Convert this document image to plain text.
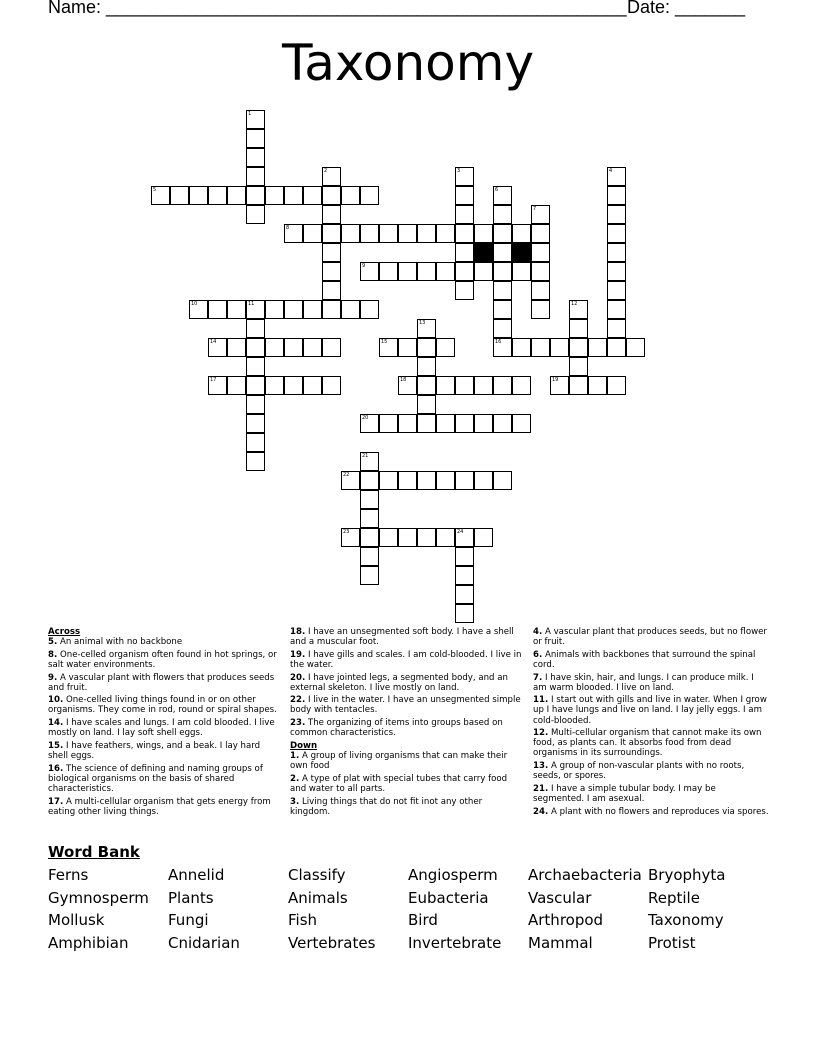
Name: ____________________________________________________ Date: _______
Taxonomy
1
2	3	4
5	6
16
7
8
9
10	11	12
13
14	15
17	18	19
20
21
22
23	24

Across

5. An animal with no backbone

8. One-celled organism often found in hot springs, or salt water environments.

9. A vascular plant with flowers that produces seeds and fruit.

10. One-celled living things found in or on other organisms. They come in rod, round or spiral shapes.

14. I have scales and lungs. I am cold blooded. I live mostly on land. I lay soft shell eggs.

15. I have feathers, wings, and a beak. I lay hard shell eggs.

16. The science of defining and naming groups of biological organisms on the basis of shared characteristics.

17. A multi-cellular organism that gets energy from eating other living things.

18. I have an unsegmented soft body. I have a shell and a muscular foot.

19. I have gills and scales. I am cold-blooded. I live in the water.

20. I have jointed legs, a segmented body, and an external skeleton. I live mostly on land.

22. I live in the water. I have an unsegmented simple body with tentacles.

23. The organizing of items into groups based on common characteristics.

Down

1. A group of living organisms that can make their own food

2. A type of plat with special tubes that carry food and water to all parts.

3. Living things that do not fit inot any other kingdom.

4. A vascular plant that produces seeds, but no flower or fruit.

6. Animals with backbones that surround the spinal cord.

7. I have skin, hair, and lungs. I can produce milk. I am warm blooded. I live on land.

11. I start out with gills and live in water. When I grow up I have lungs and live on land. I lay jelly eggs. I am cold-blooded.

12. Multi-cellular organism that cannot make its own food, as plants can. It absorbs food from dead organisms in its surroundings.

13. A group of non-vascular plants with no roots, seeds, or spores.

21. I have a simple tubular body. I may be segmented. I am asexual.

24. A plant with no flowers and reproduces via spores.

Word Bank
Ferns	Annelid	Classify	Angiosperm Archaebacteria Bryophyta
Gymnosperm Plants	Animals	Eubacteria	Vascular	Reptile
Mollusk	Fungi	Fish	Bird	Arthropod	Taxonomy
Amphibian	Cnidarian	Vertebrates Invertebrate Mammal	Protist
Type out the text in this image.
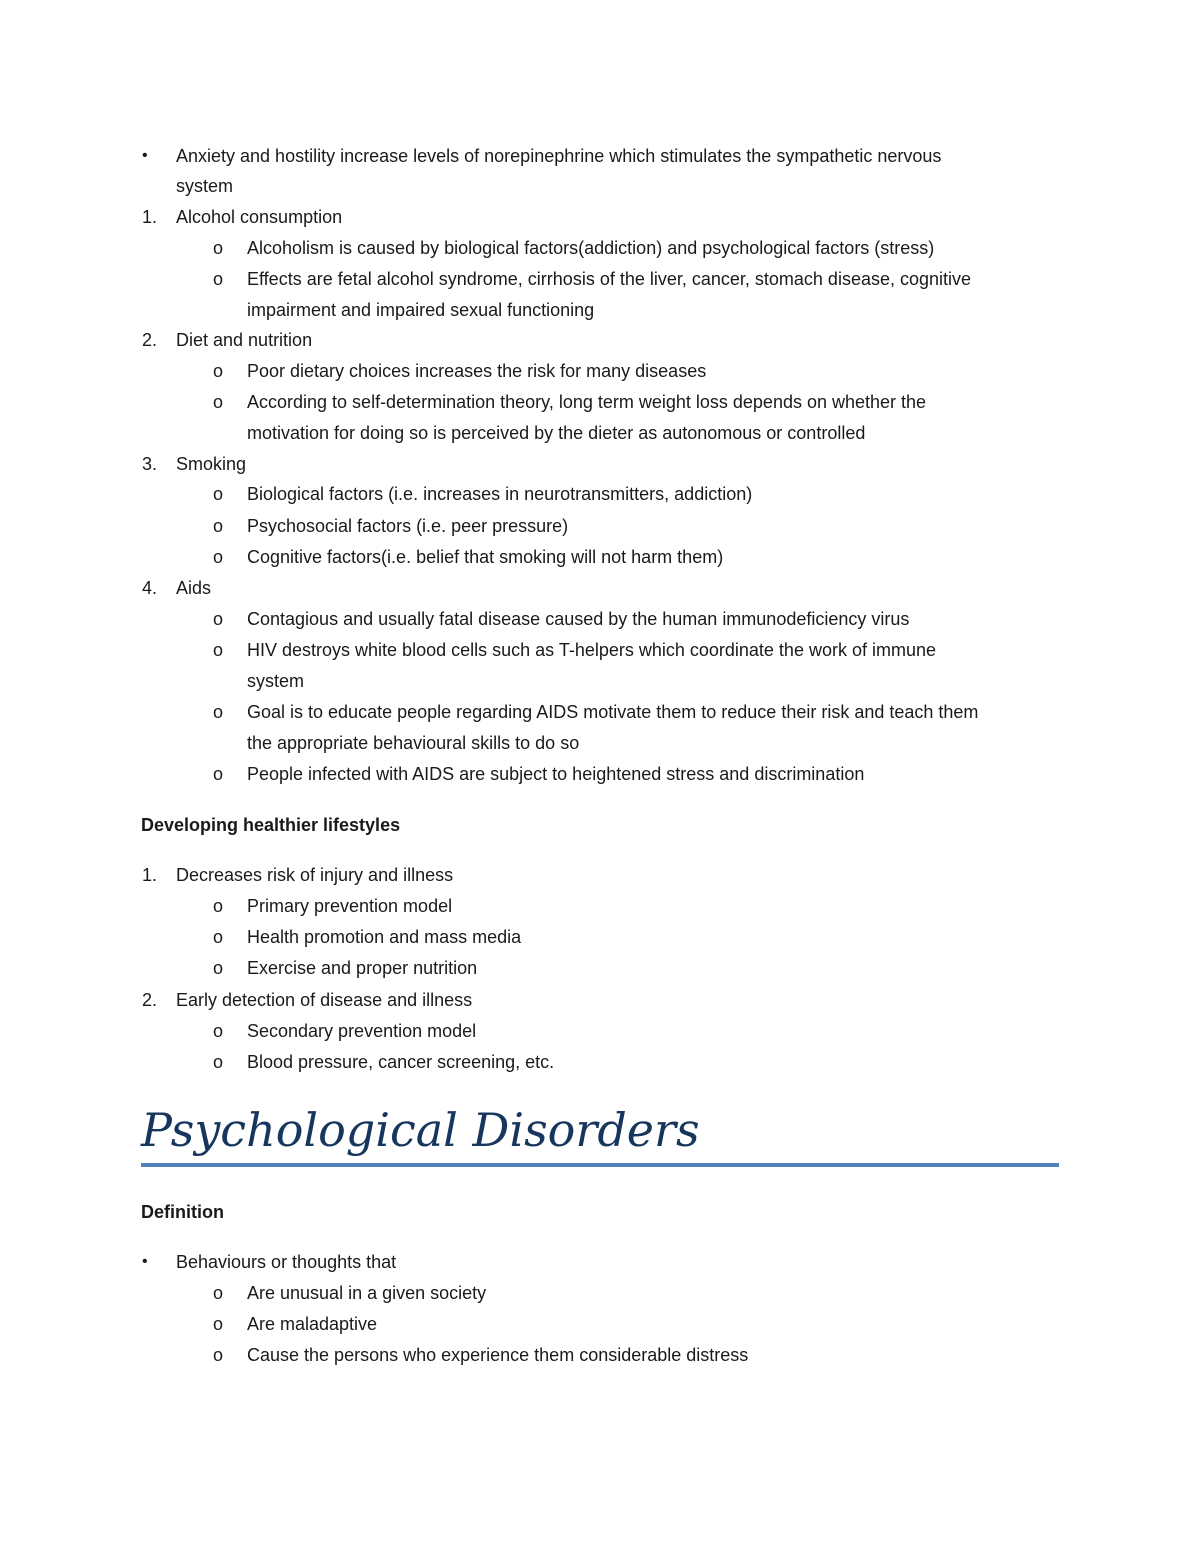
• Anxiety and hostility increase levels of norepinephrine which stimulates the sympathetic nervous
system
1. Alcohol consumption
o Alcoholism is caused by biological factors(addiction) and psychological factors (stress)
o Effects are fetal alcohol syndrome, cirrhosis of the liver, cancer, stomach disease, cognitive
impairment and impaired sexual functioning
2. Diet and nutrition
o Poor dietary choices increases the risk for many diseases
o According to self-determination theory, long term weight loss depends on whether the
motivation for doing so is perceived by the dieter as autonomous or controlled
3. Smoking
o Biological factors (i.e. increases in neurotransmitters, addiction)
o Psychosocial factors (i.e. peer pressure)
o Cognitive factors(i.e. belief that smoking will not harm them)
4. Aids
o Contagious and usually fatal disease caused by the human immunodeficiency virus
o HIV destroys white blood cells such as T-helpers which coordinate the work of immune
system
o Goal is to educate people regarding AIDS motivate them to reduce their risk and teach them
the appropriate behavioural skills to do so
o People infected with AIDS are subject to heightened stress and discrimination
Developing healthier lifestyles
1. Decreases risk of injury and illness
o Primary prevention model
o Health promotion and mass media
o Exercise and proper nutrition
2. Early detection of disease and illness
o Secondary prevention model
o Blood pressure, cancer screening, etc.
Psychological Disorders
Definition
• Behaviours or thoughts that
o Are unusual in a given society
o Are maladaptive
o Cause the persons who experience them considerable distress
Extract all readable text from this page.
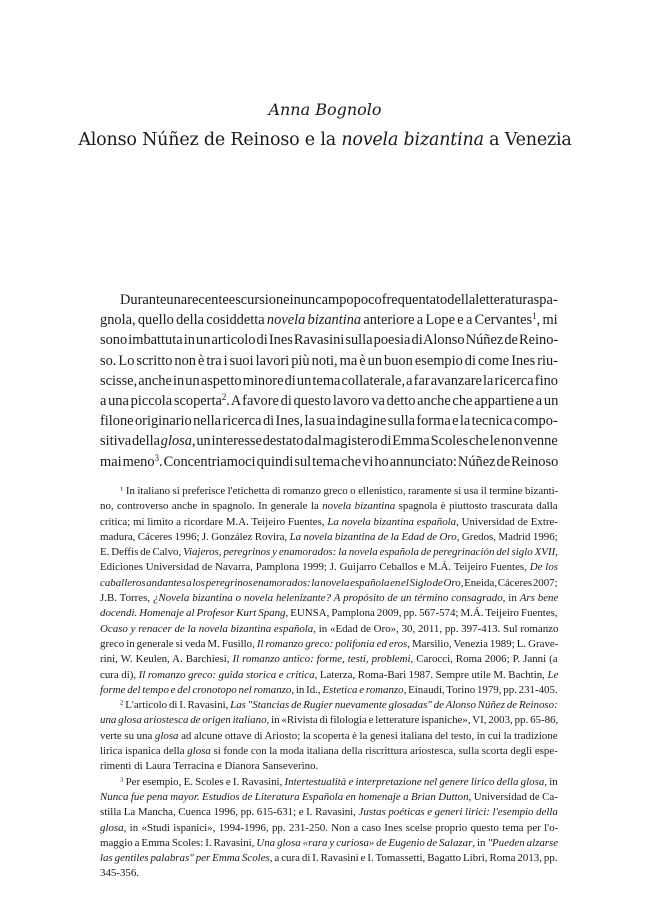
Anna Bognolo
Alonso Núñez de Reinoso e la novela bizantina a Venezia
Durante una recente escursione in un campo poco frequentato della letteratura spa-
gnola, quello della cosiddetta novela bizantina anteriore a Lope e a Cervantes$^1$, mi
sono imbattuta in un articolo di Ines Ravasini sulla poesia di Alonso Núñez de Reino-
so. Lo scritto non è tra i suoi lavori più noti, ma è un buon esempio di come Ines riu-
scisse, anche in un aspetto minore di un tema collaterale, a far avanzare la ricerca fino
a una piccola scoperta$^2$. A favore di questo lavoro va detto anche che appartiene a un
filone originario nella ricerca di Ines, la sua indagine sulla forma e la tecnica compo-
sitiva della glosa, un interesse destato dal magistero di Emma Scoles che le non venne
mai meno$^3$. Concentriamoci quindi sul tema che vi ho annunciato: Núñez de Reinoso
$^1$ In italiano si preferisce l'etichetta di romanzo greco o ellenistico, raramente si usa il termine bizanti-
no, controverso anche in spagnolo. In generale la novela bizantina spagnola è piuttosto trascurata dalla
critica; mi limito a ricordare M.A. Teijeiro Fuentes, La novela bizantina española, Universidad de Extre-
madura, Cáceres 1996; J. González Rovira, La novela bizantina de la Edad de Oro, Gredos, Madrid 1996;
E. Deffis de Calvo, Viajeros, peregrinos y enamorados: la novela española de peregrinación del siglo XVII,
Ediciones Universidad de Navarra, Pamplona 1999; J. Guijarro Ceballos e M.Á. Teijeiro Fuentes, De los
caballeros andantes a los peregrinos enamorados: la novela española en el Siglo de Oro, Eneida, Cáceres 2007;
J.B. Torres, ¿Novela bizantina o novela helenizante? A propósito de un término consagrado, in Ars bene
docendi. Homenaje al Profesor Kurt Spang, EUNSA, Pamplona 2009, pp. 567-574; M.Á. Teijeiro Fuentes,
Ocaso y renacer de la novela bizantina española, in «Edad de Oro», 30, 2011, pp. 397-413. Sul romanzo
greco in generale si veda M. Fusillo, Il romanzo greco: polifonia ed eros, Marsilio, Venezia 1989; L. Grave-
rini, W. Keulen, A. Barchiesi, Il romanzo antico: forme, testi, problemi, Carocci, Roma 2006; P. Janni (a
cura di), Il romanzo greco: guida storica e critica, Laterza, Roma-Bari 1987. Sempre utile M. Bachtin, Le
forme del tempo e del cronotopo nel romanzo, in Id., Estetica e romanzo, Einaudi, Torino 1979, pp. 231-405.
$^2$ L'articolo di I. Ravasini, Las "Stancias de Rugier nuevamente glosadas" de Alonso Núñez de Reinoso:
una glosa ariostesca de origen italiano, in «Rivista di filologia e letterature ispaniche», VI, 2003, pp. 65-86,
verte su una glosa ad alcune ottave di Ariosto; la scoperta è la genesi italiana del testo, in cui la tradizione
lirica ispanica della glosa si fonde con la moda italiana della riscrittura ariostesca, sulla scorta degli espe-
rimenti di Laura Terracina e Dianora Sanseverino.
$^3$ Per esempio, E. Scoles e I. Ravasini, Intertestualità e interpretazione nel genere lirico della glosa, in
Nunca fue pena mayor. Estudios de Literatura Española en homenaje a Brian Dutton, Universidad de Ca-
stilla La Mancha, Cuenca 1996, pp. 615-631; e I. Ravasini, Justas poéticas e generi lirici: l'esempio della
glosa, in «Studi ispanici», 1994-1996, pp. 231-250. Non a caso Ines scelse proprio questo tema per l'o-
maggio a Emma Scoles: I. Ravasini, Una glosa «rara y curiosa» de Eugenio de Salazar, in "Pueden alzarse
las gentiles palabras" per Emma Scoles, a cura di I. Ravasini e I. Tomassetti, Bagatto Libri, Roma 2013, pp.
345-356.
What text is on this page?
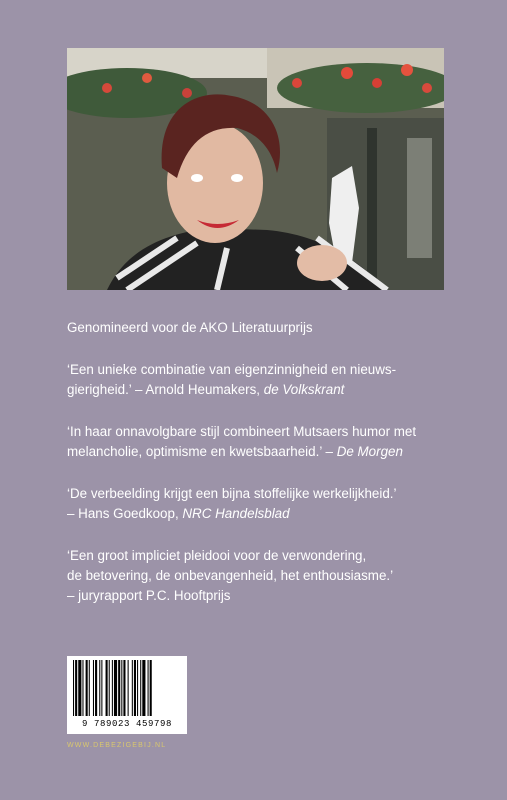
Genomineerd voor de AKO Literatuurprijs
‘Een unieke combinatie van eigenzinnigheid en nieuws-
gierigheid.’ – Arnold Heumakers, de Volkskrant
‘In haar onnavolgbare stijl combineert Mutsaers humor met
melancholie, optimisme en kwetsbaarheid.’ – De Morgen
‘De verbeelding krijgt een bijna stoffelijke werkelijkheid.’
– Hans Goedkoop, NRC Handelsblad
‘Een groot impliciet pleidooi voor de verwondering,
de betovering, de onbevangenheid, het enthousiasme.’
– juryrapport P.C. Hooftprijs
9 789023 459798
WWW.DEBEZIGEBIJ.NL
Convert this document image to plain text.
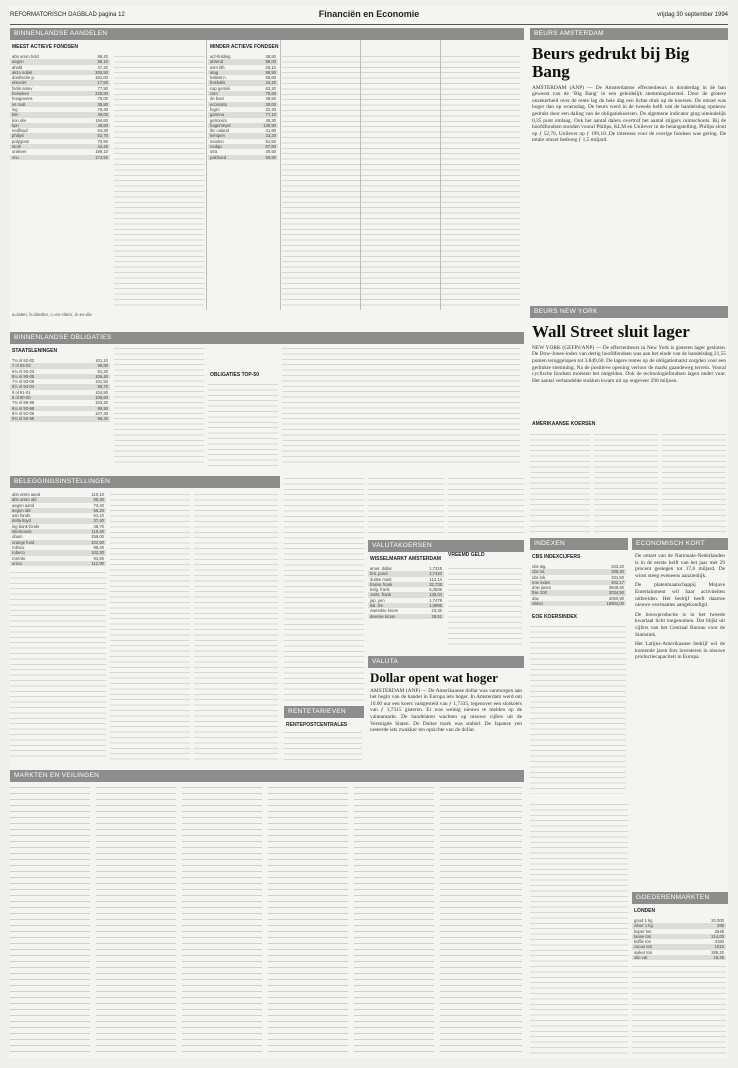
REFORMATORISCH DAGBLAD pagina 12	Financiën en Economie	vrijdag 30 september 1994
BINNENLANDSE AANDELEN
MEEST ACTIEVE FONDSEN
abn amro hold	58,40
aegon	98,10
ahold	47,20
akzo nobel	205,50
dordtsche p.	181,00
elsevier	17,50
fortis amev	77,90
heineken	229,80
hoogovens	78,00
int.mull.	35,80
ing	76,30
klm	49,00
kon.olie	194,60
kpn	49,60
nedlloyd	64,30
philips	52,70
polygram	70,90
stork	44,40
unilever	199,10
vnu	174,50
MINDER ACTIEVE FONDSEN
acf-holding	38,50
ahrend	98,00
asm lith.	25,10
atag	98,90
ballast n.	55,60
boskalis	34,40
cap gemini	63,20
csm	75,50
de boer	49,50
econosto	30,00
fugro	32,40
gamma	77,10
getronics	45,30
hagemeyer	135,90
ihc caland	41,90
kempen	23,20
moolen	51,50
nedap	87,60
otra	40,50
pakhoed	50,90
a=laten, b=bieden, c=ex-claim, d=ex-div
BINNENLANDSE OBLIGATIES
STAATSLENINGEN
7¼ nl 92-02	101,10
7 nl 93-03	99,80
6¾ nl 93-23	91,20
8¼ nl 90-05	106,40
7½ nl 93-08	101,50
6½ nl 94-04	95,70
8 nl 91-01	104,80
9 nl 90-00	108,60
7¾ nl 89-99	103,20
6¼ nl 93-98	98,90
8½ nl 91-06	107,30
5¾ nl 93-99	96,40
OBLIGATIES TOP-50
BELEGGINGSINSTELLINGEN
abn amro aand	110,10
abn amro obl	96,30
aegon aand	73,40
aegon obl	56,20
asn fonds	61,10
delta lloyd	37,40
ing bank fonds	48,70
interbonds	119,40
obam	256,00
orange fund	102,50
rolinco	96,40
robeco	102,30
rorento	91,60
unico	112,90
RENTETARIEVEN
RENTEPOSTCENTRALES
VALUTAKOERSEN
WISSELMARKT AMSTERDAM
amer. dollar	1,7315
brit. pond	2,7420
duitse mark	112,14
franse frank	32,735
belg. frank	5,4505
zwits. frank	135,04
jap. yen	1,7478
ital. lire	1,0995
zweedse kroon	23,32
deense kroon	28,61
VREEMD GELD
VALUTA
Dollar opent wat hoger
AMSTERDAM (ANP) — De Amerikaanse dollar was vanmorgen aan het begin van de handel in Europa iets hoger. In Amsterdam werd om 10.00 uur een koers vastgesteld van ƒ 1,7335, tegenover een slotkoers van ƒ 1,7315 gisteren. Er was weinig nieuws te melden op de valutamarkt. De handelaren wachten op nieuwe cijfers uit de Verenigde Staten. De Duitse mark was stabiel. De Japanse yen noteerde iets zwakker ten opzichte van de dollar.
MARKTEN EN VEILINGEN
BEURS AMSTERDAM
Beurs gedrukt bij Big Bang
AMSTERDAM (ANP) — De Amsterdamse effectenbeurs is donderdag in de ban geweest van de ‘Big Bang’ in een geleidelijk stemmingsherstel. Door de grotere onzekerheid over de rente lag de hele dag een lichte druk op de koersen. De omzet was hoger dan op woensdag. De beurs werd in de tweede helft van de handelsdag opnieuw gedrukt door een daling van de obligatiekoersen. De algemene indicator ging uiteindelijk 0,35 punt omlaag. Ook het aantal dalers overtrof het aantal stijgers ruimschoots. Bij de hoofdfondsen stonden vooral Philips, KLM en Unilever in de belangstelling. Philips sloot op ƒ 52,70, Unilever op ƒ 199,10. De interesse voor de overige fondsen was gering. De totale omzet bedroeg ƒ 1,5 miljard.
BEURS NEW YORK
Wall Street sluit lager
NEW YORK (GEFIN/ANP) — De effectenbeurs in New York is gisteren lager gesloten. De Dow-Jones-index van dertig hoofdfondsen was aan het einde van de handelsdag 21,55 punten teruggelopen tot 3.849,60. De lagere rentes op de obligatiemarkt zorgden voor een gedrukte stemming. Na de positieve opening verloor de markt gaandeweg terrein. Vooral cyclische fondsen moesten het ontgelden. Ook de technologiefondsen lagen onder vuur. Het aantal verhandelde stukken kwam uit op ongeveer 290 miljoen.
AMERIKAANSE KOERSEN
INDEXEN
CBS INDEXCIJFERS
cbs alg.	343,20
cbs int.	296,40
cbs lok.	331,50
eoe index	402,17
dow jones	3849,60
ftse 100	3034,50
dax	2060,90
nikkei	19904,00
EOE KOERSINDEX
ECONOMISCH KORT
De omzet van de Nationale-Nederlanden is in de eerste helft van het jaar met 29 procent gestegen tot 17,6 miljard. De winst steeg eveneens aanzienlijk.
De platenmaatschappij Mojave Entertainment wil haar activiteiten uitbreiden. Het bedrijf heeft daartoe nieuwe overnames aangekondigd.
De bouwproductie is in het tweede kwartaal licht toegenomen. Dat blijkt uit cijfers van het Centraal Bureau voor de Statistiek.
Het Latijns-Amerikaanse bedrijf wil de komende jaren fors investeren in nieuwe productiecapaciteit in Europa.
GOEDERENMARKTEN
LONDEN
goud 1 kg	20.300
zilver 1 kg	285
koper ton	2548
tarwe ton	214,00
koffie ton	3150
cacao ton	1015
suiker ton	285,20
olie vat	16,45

* * * * *

- _Your objective_: Using the material above, work out the number of lines that include "OBLIGATIES" and answer with that number by itself.

- _Written response_: 2